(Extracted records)

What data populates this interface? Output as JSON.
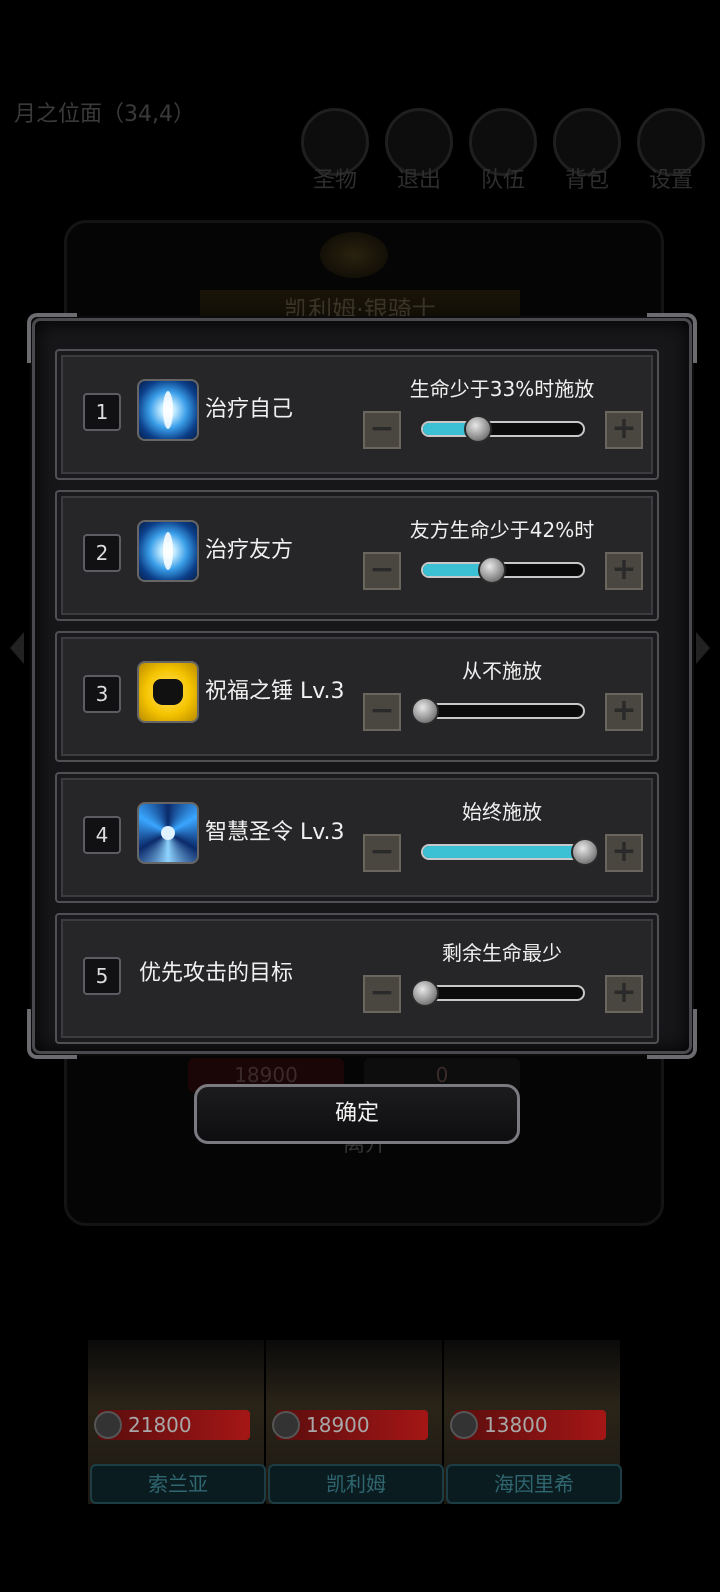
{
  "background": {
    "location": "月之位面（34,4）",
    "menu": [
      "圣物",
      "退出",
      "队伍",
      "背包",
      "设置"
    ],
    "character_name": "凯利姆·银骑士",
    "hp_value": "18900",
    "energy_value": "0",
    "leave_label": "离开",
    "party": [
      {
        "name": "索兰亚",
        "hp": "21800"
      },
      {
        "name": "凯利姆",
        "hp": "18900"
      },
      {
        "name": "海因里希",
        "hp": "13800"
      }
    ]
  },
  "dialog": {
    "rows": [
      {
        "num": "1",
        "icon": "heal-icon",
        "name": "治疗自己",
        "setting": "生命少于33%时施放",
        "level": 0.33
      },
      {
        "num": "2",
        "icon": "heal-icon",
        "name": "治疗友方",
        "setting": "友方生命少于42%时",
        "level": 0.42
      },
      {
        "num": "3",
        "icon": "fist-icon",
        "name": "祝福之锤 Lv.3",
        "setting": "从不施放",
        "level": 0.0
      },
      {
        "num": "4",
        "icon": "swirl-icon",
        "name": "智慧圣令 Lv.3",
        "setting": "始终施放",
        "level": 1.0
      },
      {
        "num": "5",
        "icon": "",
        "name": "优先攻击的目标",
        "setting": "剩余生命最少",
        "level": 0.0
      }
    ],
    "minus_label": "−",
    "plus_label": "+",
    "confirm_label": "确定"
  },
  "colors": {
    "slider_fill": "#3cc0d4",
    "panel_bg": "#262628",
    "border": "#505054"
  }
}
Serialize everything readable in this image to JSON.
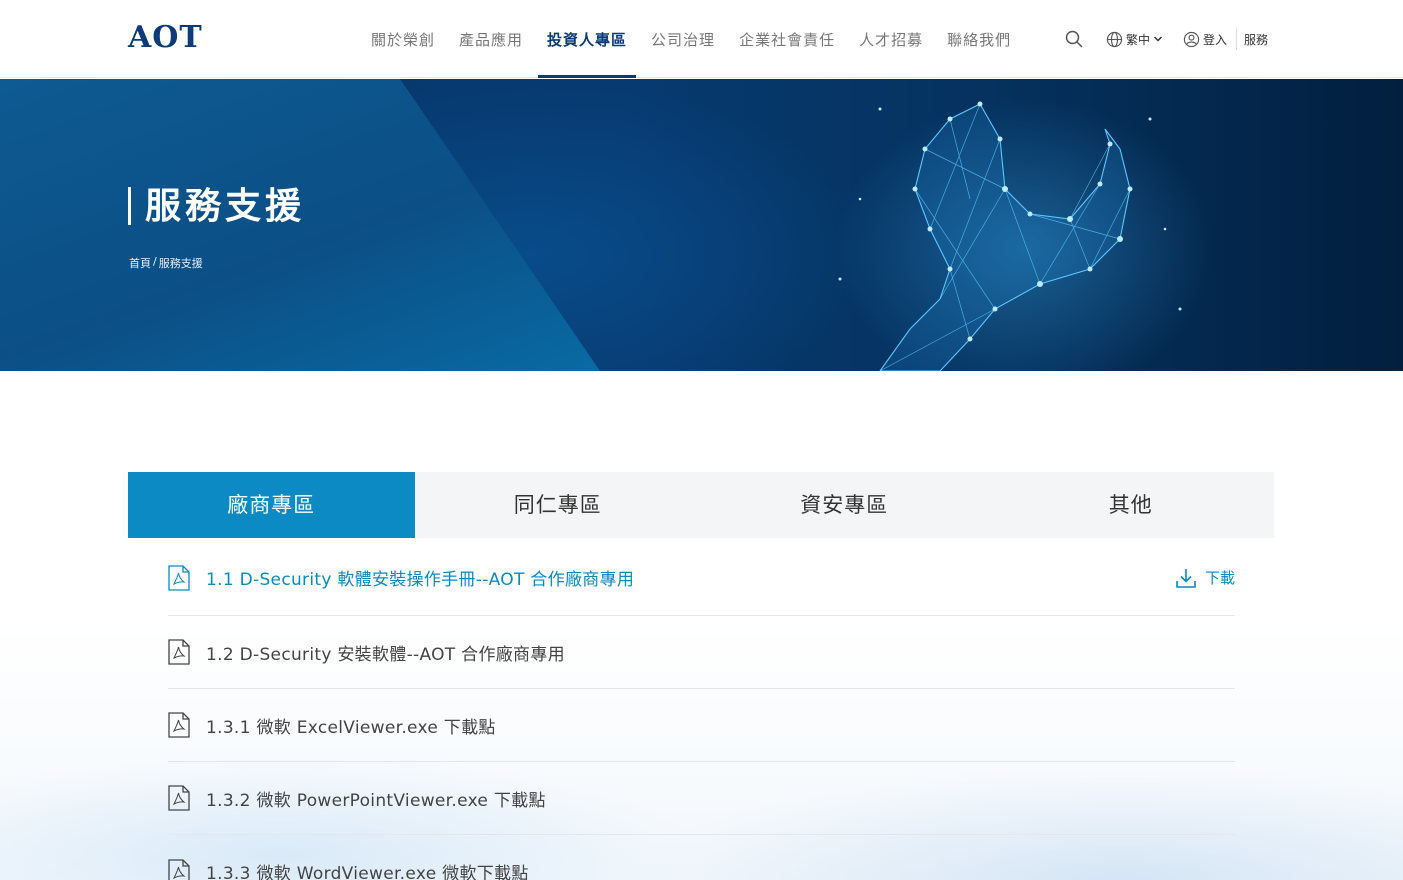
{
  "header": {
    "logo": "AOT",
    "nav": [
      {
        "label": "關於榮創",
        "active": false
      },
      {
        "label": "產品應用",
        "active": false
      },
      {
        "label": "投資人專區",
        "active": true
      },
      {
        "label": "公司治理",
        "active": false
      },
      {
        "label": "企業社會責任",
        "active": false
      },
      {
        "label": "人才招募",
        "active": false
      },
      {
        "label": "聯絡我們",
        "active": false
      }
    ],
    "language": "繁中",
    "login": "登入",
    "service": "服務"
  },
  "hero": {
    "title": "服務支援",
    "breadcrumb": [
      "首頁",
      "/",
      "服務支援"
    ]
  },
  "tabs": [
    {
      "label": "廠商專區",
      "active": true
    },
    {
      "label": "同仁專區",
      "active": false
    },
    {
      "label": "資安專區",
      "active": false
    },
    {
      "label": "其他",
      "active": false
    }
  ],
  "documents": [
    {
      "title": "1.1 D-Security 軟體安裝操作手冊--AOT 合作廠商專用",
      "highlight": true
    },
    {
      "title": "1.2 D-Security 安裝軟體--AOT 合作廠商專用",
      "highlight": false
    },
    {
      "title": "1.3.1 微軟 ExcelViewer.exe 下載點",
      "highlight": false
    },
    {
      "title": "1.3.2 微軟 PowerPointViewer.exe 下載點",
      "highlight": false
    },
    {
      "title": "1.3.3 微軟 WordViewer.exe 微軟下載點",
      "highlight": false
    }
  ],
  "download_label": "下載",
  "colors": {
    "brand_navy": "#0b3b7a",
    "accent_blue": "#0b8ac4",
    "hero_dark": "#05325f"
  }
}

EXERCISE INSTRUCTIONS: Pick out each line that holds the string "title".

TASK OUTPUT:
    "title": "服務支援",
      "title": "1.1 D-Security 軟體安裝操作手冊--AOT 合作廠商專用",
      "title": "1.2 D-Security 安裝軟體--AOT 合作廠商專用",
      "title": "1.3.1 微軟 ExcelViewer.exe 下載點",
      "title": "1.3.2 微軟 PowerPointViewer.exe 下載點",
      "title": "1.3.3 微軟 WordViewer.exe 微軟下載點",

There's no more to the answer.